*ЗАДАНИЕ 1*:
Ответьте на вопросы по фрагменту текста:
(a) Кто утверждал, что движущаяся рука всегда поначалу учит глаз?
(b) Какую границу обозначает слово «край» в колыбельных песнях?
(c) Ребенок какого возраста способен уловить магические смысловые оттенки понятия «край»?

......

Такая способность к вычленению края предмета, помогающая воспринять его как отдельную целостность, постепенно формируется у ребенка на основе его опыта манипулирования предметами. Как утверждал физиолог И. М. Сеченов, движущаяся рука всегда поначалу учит глаз: познавательные действия рук ребенка, которые хватают, ощупывают края предмета, обучают глаза такой же стратегии поведения. Глаза вскоре научатся исследовать контур видимого объекта при помощи похожих на ручные «ощупывающих» движений, но уже на расстоянии. Каждый предмет, приобретающий таким образом свое место, свою форму и края, отличен для ребенка от других. Так появляется у предмета свое лицо, а несколько позже свое имя – название, помогающее ребенку опознавать его.

Итак, выделение края как границы объекта определяет успешность формирования предметного восприятия. На этом строится способность ребенка ориентироваться в пространстве внешнего мира.

Обобщая описанное выше содержание психического опыта маленьких детей, связанного с темой края, можно сказать, что «край», видимо, является одной из самых ранних и прочувствованных ребенком характеристик пространства, которая положена в основание его миропонимания.

Тем более поразительно, с какой психологической чуткостью тема края в материнском фольклоре введена в адресованные ребенку тексты и символически осмыслена народной традицией. Здесь «край» играет роль ключевого элемента в пространственно-символических «картах мира», которыми традиционная культура взрослых снабжает маленьких детей загодя.

В колыбельных песнях слово «край» становится понятием, обозначающим границу мира своего – домашнего, защищенного и чужеродного – внешнего, опасного.

Колыбельные песни слушали не только младенцы, но и дети постарше, уже имевшие самостоятельный опыт познания реальных краев, кромок, границ всевозможных предметов, опыт собственных падений и переступаний через край, познавшие неустойчивость поставленных на краю предметов, обоснованность родительских запретов, связанных с реальным нахождением ребенка на краю чего-либо. Все это живое многообразие индивидуального опыта насыщало для ребенка понятие «край» личностным смыслом.

С другой стороны, приобщение ребенка к фольклорному пониманию темы края поднимало его личный опыт на высоту культурно-символического обобщения и придавало этому понятию еще и магический смысл. Такие смысловые оттенки способен уловить ребенок старше двух-трех лет – в этом возрасте начинается активное становление символической функции сознания, что проявляется и в продуктах собственного творчества маленьких детей.

Оставим пока колыбельные и забежим немного вперед, когда ребенок подрастает настолько, чтобы слушать и понимать сказки. Мы сразу обнаружим, что в народных сказках тема края как границы между домом и внешним миром очень подробно психологически проработана. Даже из небольшого репертуара сказок, известных современному городскому младшему дошкольнику, он может узнать, как по-разному можно пересекать эту границу в зависимости от обстоятельств и степени готовности главного героя к выходу за пределы родного дома.

......

*ЗАДАНИЕ 2*:
Пожалуйста, воспроизведите без изменений записи от первой строки записей до строки с «- invoice-date-label: от:: [273, 82, 290, 97]», включая обе эти строки.

*ИСХОДНЫЕ ДАННЫЕ*:
......

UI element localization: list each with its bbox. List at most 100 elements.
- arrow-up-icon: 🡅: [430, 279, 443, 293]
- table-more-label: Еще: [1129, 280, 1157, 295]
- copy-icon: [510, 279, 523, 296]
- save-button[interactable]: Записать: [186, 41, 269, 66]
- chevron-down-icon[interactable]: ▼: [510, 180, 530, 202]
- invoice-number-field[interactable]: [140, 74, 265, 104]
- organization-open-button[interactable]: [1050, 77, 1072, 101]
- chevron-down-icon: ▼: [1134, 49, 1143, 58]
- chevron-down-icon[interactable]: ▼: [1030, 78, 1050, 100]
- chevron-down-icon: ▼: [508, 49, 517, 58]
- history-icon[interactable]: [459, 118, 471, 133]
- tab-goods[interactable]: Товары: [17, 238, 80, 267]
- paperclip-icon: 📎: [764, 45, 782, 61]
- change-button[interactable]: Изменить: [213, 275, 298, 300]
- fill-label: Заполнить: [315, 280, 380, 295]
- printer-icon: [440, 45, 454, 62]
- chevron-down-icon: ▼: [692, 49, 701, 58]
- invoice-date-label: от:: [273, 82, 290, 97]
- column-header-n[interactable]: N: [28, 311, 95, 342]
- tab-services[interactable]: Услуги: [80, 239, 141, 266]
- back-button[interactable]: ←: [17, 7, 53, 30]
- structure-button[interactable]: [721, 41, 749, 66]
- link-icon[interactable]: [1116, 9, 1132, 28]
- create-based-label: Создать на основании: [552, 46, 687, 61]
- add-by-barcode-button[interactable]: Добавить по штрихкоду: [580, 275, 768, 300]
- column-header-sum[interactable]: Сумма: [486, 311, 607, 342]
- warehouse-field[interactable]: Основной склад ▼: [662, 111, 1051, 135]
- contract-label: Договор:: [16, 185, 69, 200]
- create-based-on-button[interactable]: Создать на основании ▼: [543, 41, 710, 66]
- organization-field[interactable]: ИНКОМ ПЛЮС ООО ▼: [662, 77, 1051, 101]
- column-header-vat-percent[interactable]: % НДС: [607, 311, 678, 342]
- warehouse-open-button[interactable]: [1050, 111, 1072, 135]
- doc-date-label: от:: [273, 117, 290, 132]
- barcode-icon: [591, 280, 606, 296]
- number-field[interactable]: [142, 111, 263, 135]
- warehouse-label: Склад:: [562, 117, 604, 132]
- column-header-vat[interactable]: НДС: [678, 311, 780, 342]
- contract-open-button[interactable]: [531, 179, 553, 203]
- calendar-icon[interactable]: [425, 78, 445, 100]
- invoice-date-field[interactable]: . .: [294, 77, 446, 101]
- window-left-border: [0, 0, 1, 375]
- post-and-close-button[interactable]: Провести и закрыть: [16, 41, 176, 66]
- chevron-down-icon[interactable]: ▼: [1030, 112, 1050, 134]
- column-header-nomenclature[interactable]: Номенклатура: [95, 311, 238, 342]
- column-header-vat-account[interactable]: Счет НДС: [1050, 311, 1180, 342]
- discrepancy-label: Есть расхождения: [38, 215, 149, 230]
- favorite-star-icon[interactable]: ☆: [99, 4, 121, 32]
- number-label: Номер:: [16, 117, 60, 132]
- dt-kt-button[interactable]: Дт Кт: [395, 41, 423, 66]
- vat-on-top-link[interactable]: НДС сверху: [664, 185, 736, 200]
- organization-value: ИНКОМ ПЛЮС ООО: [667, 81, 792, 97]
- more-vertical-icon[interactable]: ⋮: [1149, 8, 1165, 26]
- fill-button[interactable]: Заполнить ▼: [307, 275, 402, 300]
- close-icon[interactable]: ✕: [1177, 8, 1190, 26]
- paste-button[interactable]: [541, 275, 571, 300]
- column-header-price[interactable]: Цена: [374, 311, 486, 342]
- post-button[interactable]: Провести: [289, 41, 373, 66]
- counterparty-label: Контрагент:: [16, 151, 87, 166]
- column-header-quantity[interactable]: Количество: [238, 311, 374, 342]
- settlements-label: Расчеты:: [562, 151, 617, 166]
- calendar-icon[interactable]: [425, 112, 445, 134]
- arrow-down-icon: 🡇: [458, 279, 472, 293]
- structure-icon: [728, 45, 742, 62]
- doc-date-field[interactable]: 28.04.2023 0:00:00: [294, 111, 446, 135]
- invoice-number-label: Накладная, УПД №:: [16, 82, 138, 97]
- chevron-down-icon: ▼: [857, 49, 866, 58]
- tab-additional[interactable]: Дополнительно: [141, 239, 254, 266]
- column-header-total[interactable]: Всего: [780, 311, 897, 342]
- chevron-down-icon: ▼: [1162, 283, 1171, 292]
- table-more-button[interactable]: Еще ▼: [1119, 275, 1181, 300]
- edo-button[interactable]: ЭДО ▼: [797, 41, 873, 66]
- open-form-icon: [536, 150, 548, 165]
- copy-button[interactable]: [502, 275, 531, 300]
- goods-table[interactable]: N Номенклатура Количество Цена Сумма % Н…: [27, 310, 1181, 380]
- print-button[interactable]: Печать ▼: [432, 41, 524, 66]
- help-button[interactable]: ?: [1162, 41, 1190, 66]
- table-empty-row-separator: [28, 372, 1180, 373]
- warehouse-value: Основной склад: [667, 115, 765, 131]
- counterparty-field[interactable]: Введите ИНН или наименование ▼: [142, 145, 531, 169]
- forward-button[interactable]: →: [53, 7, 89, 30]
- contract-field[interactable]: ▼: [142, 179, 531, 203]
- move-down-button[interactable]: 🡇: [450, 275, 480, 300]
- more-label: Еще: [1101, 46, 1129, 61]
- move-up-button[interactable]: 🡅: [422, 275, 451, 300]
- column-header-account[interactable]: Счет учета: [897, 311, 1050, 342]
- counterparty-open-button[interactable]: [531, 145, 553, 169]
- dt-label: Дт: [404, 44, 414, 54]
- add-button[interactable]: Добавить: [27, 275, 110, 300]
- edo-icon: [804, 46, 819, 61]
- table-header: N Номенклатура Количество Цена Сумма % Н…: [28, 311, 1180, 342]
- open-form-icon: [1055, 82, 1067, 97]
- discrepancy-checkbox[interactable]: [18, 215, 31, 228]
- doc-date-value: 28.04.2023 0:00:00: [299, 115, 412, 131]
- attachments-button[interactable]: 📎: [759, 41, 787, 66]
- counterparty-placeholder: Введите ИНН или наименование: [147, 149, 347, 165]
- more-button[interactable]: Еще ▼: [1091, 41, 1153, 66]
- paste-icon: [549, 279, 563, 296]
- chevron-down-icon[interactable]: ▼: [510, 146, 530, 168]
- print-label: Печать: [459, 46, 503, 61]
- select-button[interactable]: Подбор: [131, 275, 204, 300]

......

*ПРАВИЛЬНЫЙ ОТВЕТ 1*:
(a) Физиолог И. М. Сеченов.
(b) Границу мира своего – домашнего, защищенного и чужеродного – внешнего, опасного.
(c) Ребенок старше двух-трех лет.

*ПРАВИЛЬНЫЙ ОТВЕТ 2*:
UI element localization: list each with its bbox. List at most 100 elements.
- arrow-up-icon: 🡅: [430, 279, 443, 293]
- table-more-label: Еще: [1129, 280, 1157, 295]
- copy-icon: [510, 279, 523, 296]
- save-button[interactable]: Записать: [186, 41, 269, 66]
- chevron-down-icon[interactable]: ▼: [510, 180, 530, 202]
- invoice-number-field[interactable]: [140, 74, 265, 104]
- organization-open-button[interactable]: [1050, 77, 1072, 101]
- chevron-down-icon: ▼: [1134, 49, 1143, 58]
- chevron-down-icon[interactable]: ▼: [1030, 78, 1050, 100]
- chevron-down-icon: ▼: [508, 49, 517, 58]
- history-icon[interactable]: [459, 118, 471, 133]
- tab-goods[interactable]: Товары: [17, 238, 80, 267]
- paperclip-icon: 📎: [764, 45, 782, 61]
- change-button[interactable]: Изменить: [213, 275, 298, 300]
- fill-label: Заполнить: [315, 280, 380, 295]
- printer-icon: [440, 45, 454, 62]
- chevron-down-icon: ▼: [692, 49, 701, 58]
- invoice-date-label: от:: [273, 82, 290, 97]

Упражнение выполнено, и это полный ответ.